▶ **To do**: Collect each line of the entries that holds the string "National".

▶ **Material shown**:
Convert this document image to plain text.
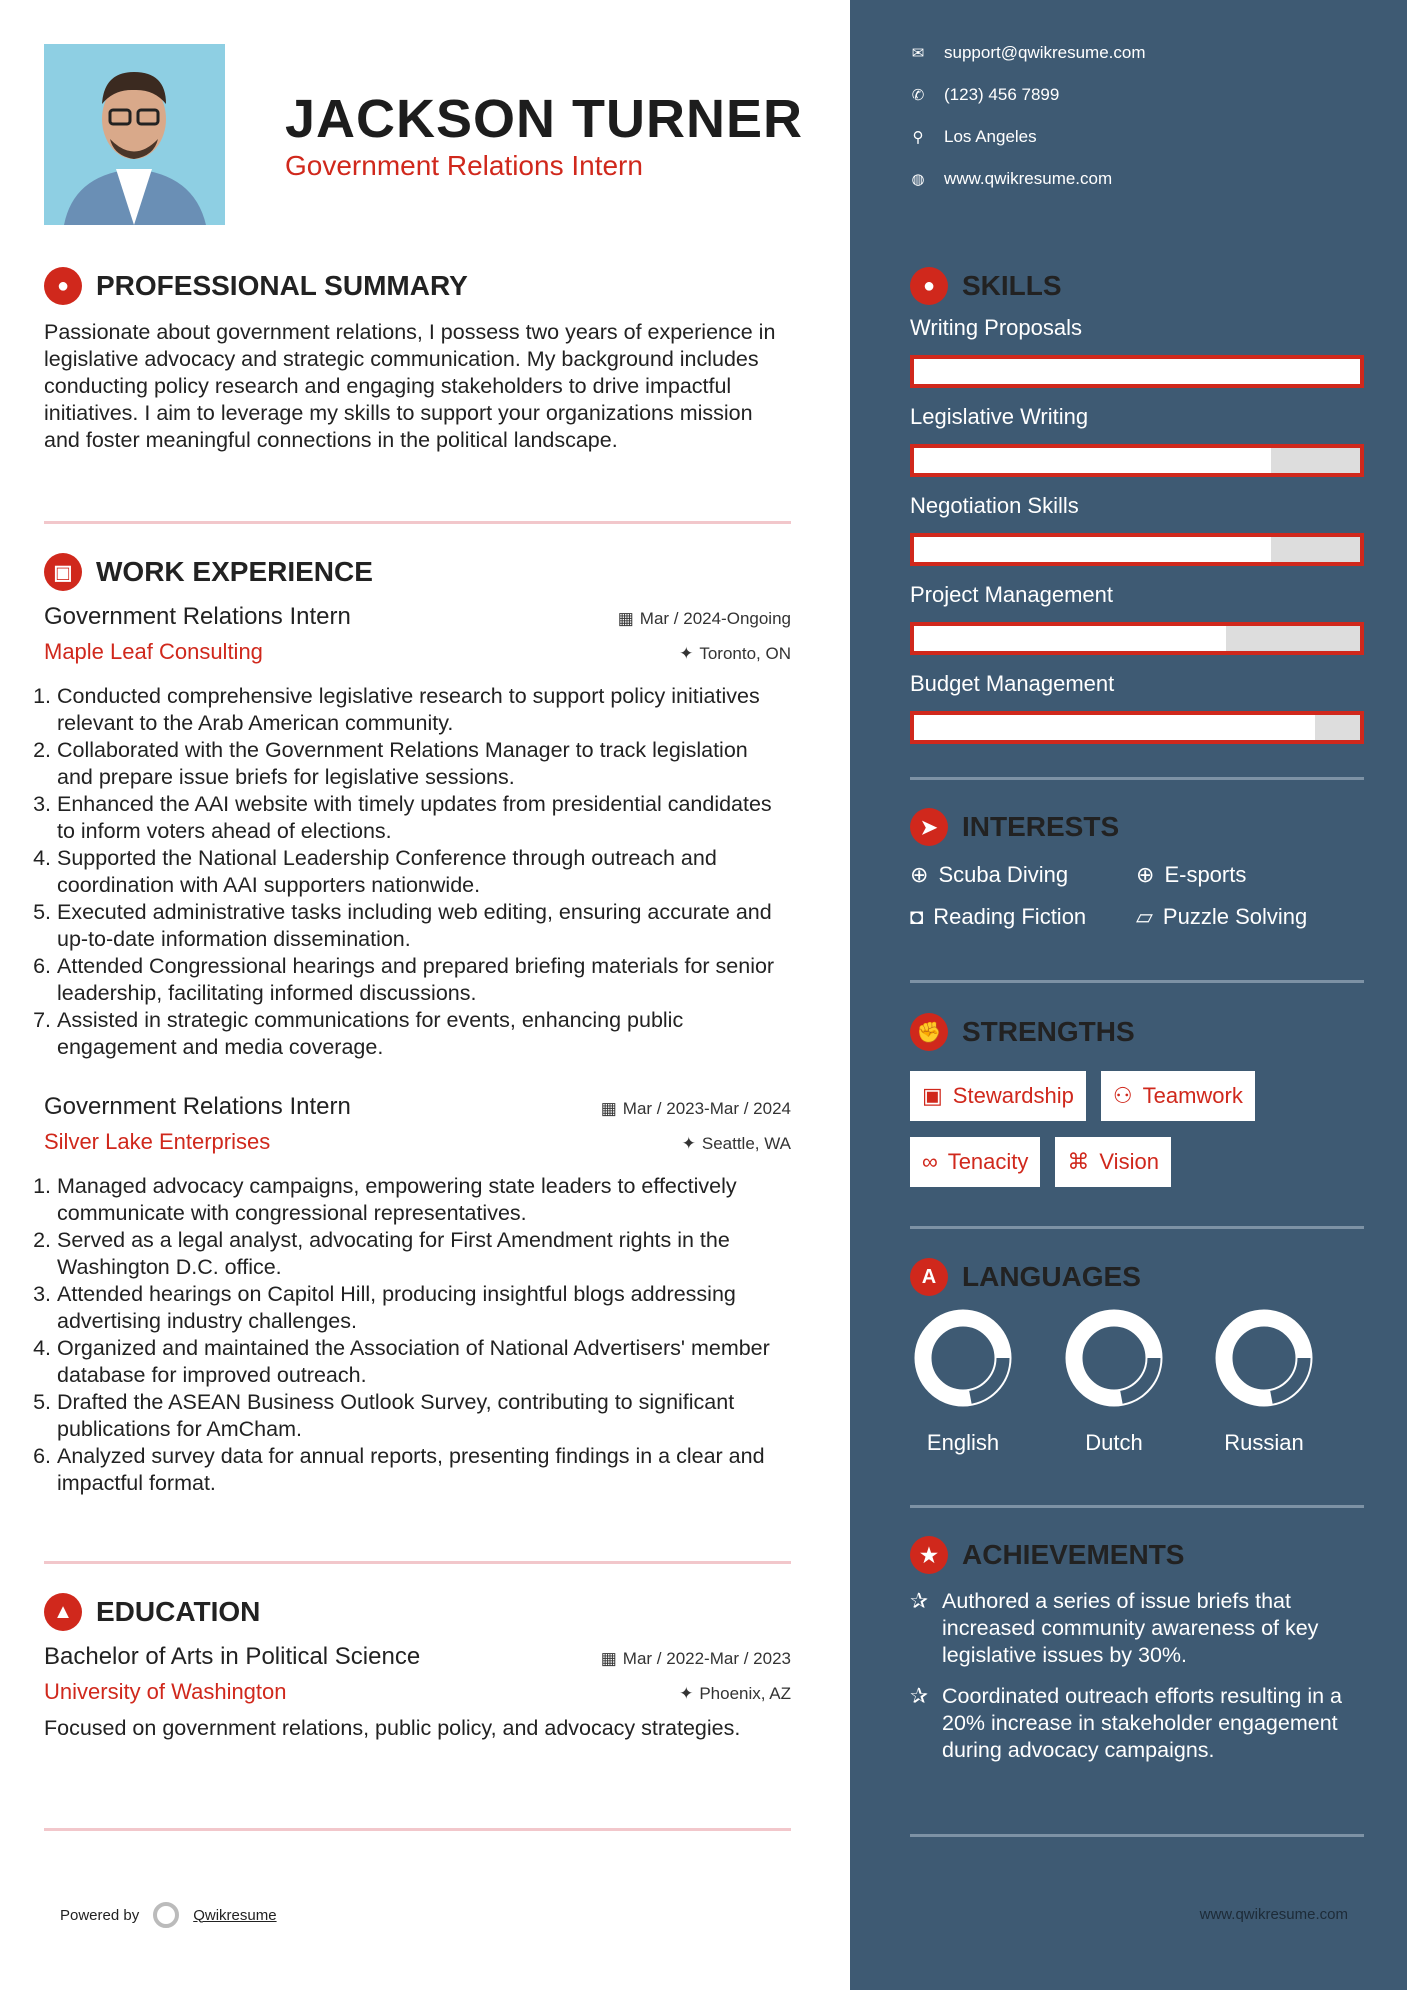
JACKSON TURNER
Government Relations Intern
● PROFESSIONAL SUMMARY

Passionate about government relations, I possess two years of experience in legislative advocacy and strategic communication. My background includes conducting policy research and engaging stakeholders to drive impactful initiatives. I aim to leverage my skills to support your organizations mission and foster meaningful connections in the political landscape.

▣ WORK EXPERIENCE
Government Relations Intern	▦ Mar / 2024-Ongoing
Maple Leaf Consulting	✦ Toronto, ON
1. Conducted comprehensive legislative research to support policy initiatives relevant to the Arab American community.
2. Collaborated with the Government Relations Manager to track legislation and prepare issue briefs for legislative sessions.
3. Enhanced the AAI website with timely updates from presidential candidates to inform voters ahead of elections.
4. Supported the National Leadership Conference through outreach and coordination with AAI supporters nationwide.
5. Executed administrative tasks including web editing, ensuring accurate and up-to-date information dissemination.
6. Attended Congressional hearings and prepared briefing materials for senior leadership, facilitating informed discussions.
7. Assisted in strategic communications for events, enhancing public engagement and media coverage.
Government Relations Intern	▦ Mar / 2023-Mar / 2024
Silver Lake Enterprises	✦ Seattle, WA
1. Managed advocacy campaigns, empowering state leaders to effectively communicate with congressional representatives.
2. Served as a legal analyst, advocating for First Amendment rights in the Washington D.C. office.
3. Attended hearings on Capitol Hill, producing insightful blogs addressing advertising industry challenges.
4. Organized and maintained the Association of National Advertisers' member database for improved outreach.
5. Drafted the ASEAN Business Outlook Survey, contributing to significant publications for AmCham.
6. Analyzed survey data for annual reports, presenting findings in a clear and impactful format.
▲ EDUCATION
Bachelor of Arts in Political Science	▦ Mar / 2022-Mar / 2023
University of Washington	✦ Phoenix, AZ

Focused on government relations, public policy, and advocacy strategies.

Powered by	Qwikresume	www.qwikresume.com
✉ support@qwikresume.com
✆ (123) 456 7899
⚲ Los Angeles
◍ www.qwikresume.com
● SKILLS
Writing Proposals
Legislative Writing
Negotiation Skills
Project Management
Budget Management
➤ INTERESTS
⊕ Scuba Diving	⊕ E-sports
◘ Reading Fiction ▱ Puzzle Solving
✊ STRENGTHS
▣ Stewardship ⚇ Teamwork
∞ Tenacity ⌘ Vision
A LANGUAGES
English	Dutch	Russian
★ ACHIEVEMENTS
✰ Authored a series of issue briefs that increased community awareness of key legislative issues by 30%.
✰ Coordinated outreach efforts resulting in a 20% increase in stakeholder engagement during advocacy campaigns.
* * *
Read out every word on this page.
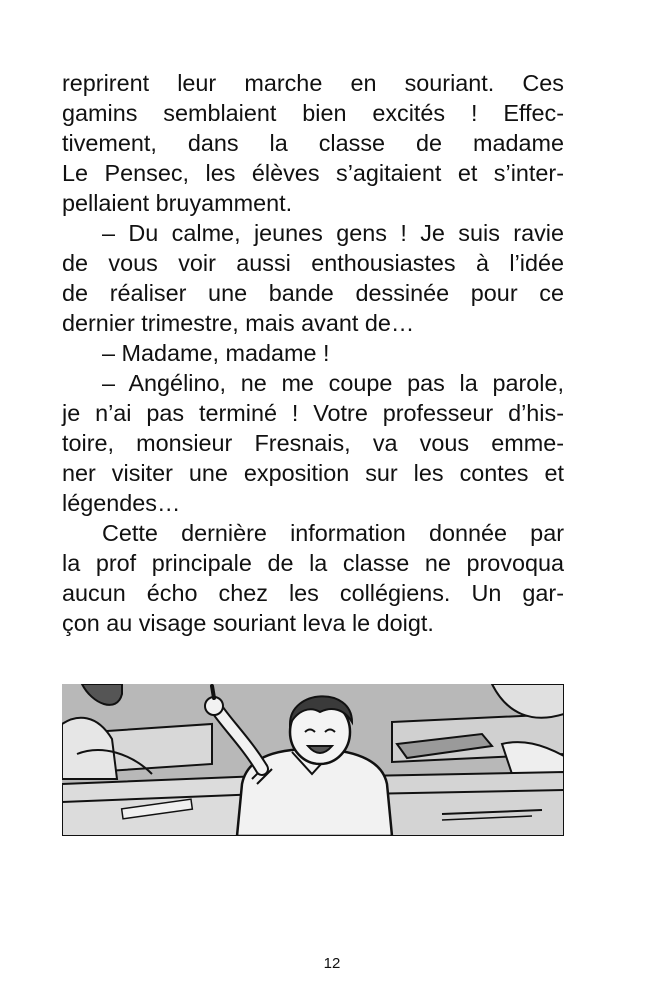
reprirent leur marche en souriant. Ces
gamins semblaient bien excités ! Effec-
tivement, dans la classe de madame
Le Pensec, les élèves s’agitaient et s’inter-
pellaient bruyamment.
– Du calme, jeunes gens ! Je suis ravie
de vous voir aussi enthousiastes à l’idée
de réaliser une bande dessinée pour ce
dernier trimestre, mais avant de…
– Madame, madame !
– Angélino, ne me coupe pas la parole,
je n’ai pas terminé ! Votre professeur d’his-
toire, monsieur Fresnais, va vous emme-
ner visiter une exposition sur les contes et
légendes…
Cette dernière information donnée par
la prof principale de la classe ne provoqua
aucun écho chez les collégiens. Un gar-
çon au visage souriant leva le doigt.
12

▶ **Output below**:
4. Supported the National Leadership Conference through outreach and coordination with AAI supporters nationwide.
4. Organized and maintained the Association of National Advertisers' member database for improved outreach.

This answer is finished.